*TASK BRIEF*
Set all the material down again unchanged, without the pictures.

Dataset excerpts
○ ○ ○ ○ ○
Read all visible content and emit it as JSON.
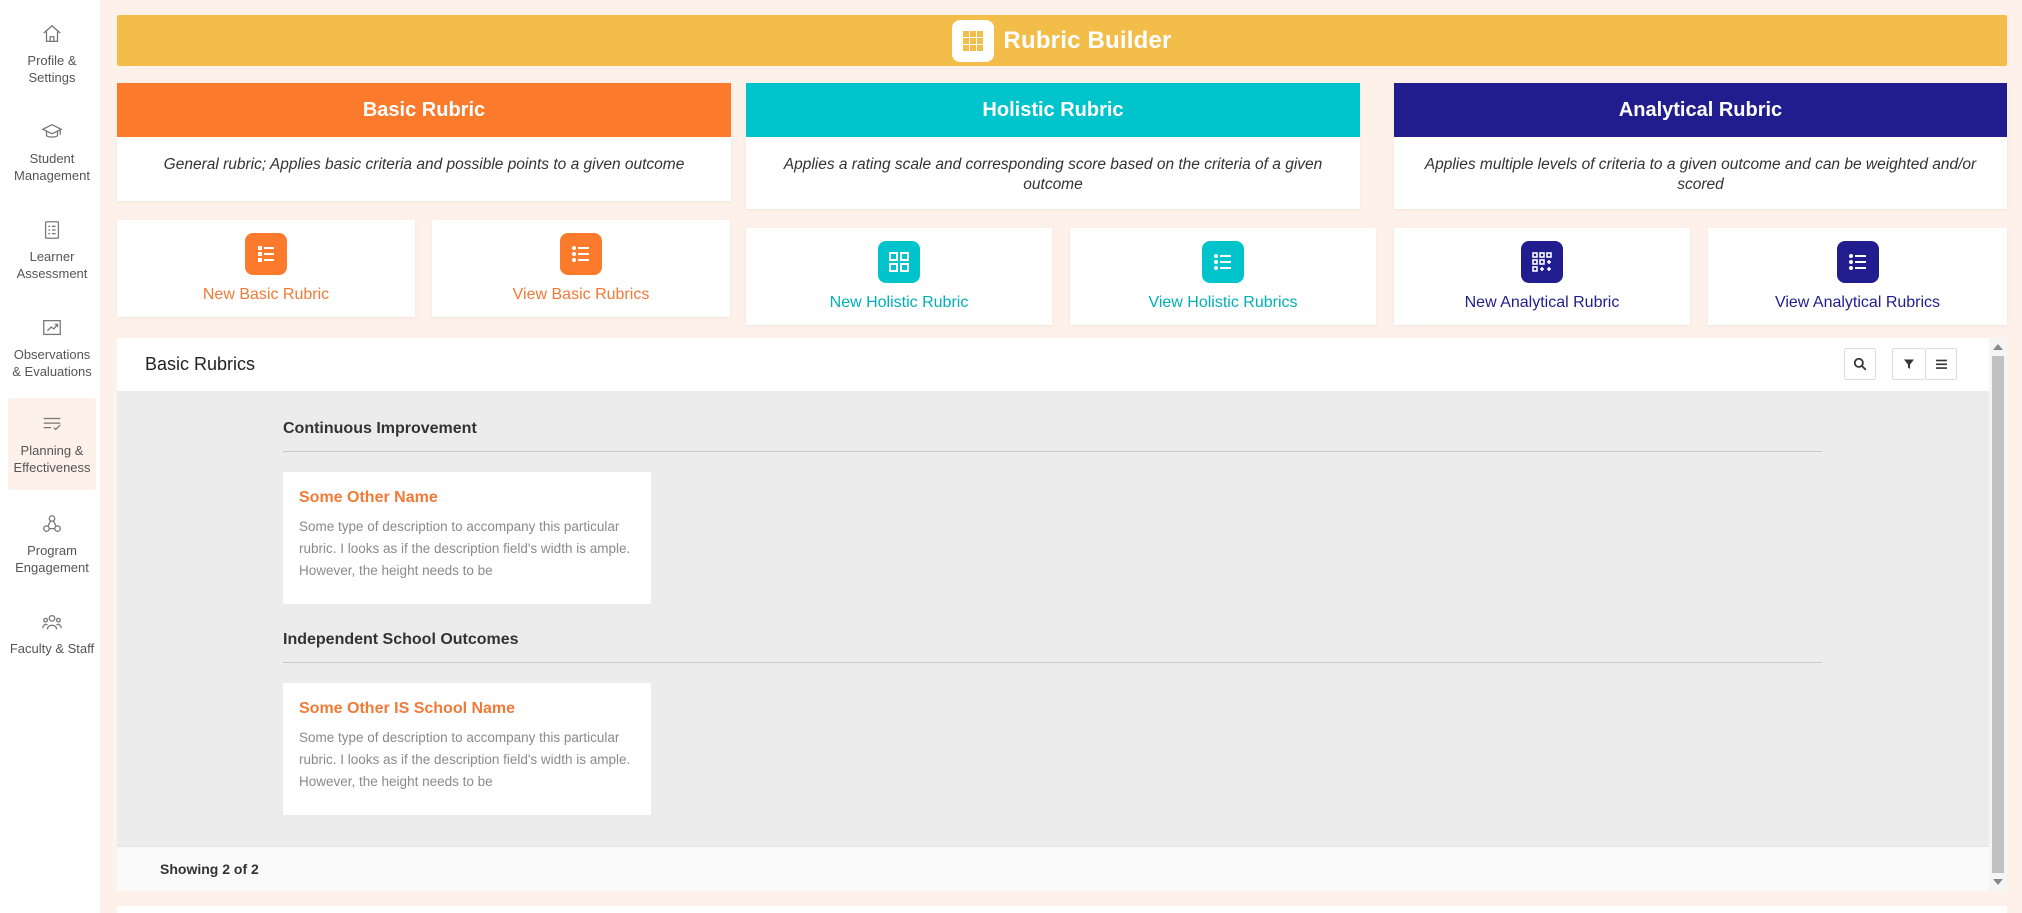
{
  "sidebar": {
    "items": [
      {
        "label": "Profile & Settings",
        "icon": "home-icon"
      },
      {
        "label": "Student Management",
        "icon": "graduation-cap-icon"
      },
      {
        "label": "Learner Assessment",
        "icon": "clipboard-icon"
      },
      {
        "label": "Observations & Evaluations",
        "icon": "easel-icon"
      },
      {
        "label": "Planning & Effectiveness",
        "icon": "checklist-icon",
        "active": true
      },
      {
        "label": "Program Engagement",
        "icon": "network-icon"
      },
      {
        "label": "Faculty & Staff",
        "icon": "people-icon"
      }
    ]
  },
  "banner": {
    "title": "Rubric Builder",
    "icon": "grid-icon"
  },
  "colors": {
    "banner": "#f2bd48",
    "basic": "#fb7a2c",
    "holistic": "#00c4cc",
    "analytical": "#211d8f",
    "rubric_name": "#f07a36"
  },
  "rubric_types": [
    {
      "title": "Basic Rubric",
      "description": "General rubric; Applies basic criteria and possible points to a given outcome",
      "actions": [
        {
          "label": "New Basic Rubric",
          "icon": "list-icon"
        },
        {
          "label": "View Basic Rubrics",
          "icon": "bullet-list-icon"
        }
      ]
    },
    {
      "title": "Holistic Rubric",
      "description": "Applies a rating scale and corresponding score based on the criteria of a given outcome",
      "actions": [
        {
          "label": "New Holistic Rubric",
          "icon": "four-squares-icon"
        },
        {
          "label": "View Holistic Rubrics",
          "icon": "bullet-list-icon"
        }
      ]
    },
    {
      "title": "Analytical Rubric",
      "description": "Applies multiple levels of criteria to a given outcome and can be weighted and/or scored",
      "actions": [
        {
          "label": "New Analytical Rubric",
          "icon": "grid-plus-icon"
        },
        {
          "label": "View Analytical Rubrics",
          "icon": "bullet-list-icon"
        }
      ]
    }
  ],
  "panel": {
    "title": "Basic Rubrics",
    "groups": [
      {
        "title": "Continuous Improvement",
        "rubrics": [
          {
            "name": "Some Other Name",
            "description": "Some type of description to accompany this particular rubric. I looks as if the description field's width is ample. However, the height needs to be"
          }
        ]
      },
      {
        "title": "Independent School Outcomes",
        "rubrics": [
          {
            "name": "Some Other IS School Name",
            "description": "Some type of description to accompany this particular rubric. I looks as if the description field's width is ample. However, the height needs to be"
          }
        ]
      }
    ],
    "footer": "Showing 2 of 2"
  }
}
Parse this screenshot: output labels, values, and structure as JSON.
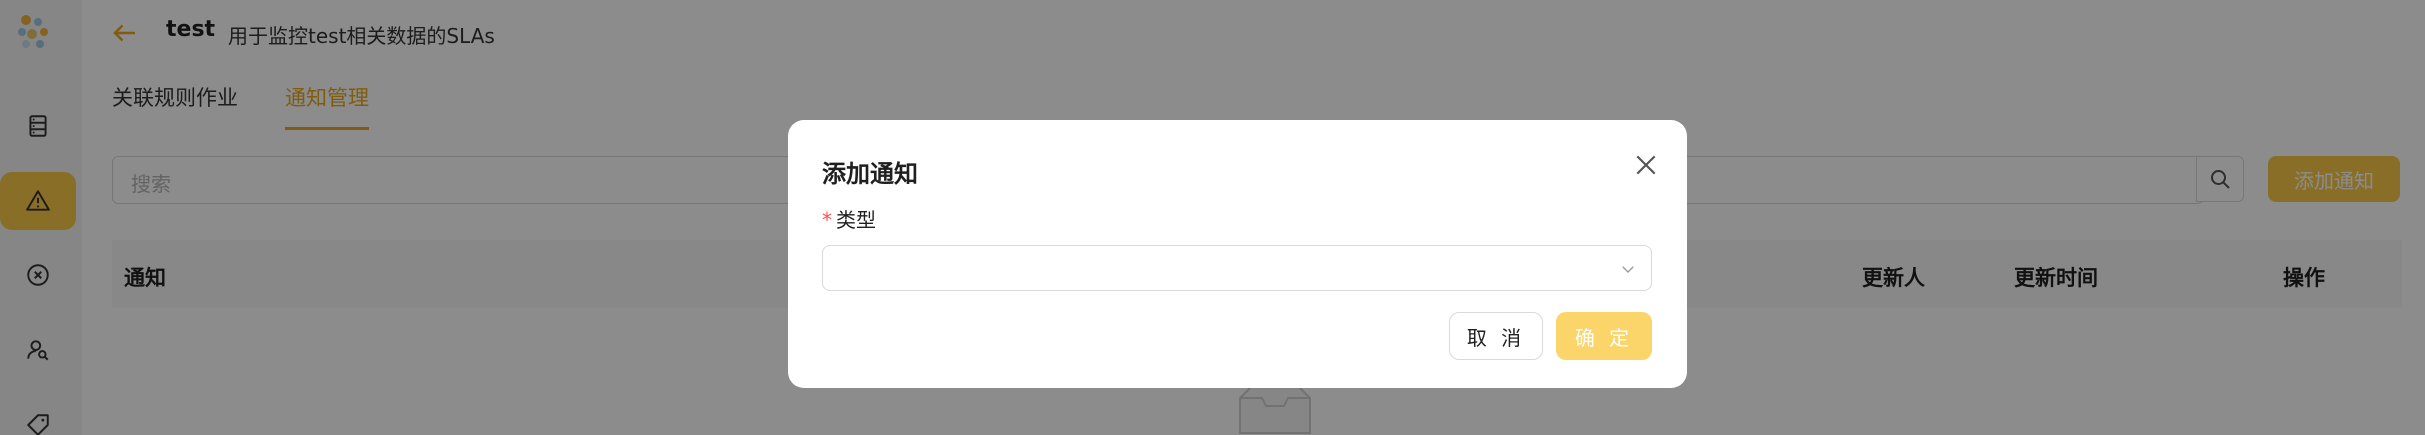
{
  "header": {
    "title": "test",
    "subtitle": "用于监控test相关数据的SLAs"
  },
  "sidebar": {
    "items": [
      {
        "icon": "database-icon",
        "active": false
      },
      {
        "icon": "alert-triangle-icon",
        "active": true
      },
      {
        "icon": "close-circle-icon",
        "active": false
      },
      {
        "icon": "user-search-icon",
        "active": false
      },
      {
        "icon": "tag-icon",
        "active": false
      }
    ]
  },
  "tabs": [
    {
      "label": "关联规则作业",
      "active": false
    },
    {
      "label": "通知管理",
      "active": true
    }
  ],
  "search": {
    "placeholder": "搜索"
  },
  "toolbar": {
    "add_label": "添加通知"
  },
  "table": {
    "columns": [
      "通知",
      "更新人",
      "更新时间",
      "操作"
    ]
  },
  "modal": {
    "title": "添加通知",
    "field_label": "类型",
    "field_value": "",
    "cancel_label": "取 消",
    "ok_label": "确 定"
  },
  "colors": {
    "accent": "#f8c948",
    "tab_active": "#e9a81a",
    "required": "#ff4d4f",
    "overlay": "rgba(0,0,0,0.45)"
  }
}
○ ○ ○ ○ ○
*COMPLETED TASK*
Read all visible content and emit it as JSON.
{
  "sidebar": {
    "items": [
      {
        "label": "Profile & Settings",
        "icon": "home-icon"
      },
      {
        "label": "Student Management",
        "icon": "graduation-cap-icon"
      },
      {
        "label": "Learner Assessment",
        "icon": "clipboard-icon"
      },
      {
        "label": "Observations & Evaluations",
        "icon": "easel-icon"
      },
      {
        "label": "Planning & Effectiveness",
        "icon": "checklist-icon",
        "active": true
      },
      {
        "label": "Program Engagement",
        "icon": "network-icon"
      },
      {
        "label": "Faculty & Staff",
        "icon": "people-icon"
      }
    ]
  },
  "banner": {
    "title": "Rubric Builder",
    "icon": "grid-icon"
  },
  "colors": {
    "banner": "#f2bd48",
    "basic": "#fb7a2c",
    "holistic": "#00c4cc",
    "analytical": "#211d8f",
    "rubric_name": "#f07a36"
  },
  "rubric_types": [
    {
      "title": "Basic Rubric",
      "description": "General rubric; Applies basic criteria and possible points to a given outcome",
      "actions": [
        {
          "label": "New Basic Rubric",
          "icon": "list-icon"
        },
        {
          "label": "View Basic Rubrics",
          "icon": "bullet-list-icon"
        }
      ]
    },
    {
      "title": "Holistic Rubric",
      "description": "Applies a rating scale and corresponding score based on the criteria of a given outcome",
      "actions": [
        {
          "label": "New Holistic Rubric",
          "icon": "four-squares-icon"
        },
        {
          "label": "View Holistic Rubrics",
          "icon": "bullet-list-icon"
        }
      ]
    },
    {
      "title": "Analytical Rubric",
      "description": "Applies multiple levels of criteria to a given outcome and can be weighted and/or scored",
      "actions": [
        {
          "label": "New Analytical Rubric",
          "icon": "grid-plus-icon"
        },
        {
          "label": "View Analytical Rubrics",
          "icon": "bullet-list-icon"
        }
      ]
    }
  ],
  "panel": {
    "title": "Basic Rubrics",
    "groups": [
      {
        "title": "Continuous Improvement",
        "rubrics": [
          {
            "name": "Some Other Name",
            "description": "Some type of description to accompany this particular rubric. I looks as if the description field's width is ample. However, the height needs to be"
          }
        ]
      },
      {
        "title": "Independent School Outcomes",
        "rubrics": [
          {
            "name": "Some Other IS School Name",
            "description": "Some type of description to accompany this particular rubric. I looks as if the description field's width is ample. However, the height needs to be"
          }
        ]
      }
    ],
    "footer": "Showing 2 of 2"
  }
}
Parse this screenshot: output labels, values, and structure as JSON.
{
  "header": {
    "title": "test",
    "subtitle": "用于监控test相关数据的SLAs"
  },
  "sidebar": {
    "items": [
      {
        "icon": "database-icon",
        "active": false
      },
      {
        "icon": "alert-triangle-icon",
        "active": true
      },
      {
        "icon": "close-circle-icon",
        "active": false
      },
      {
        "icon": "user-search-icon",
        "active": false
      },
      {
        "icon": "tag-icon",
        "active": false
      }
    ]
  },
  "tabs": [
    {
      "label": "关联规则作业",
      "active": false
    },
    {
      "label": "通知管理",
      "active": true
    }
  ],
  "search": {
    "placeholder": "搜索"
  },
  "toolbar": {
    "add_label": "添加通知"
  },
  "table": {
    "columns": [
      "通知",
      "更新人",
      "更新时间",
      "操作"
    ]
  },
  "modal": {
    "title": "添加通知",
    "field_label": "类型",
    "field_value": "",
    "cancel_label": "取 消",
    "ok_label": "确 定"
  },
  "colors": {
    "accent": "#f8c948",
    "tab_active": "#e9a81a",
    "required": "#ff4d4f",
    "overlay": "rgba(0,0,0,0.45)"
  }
}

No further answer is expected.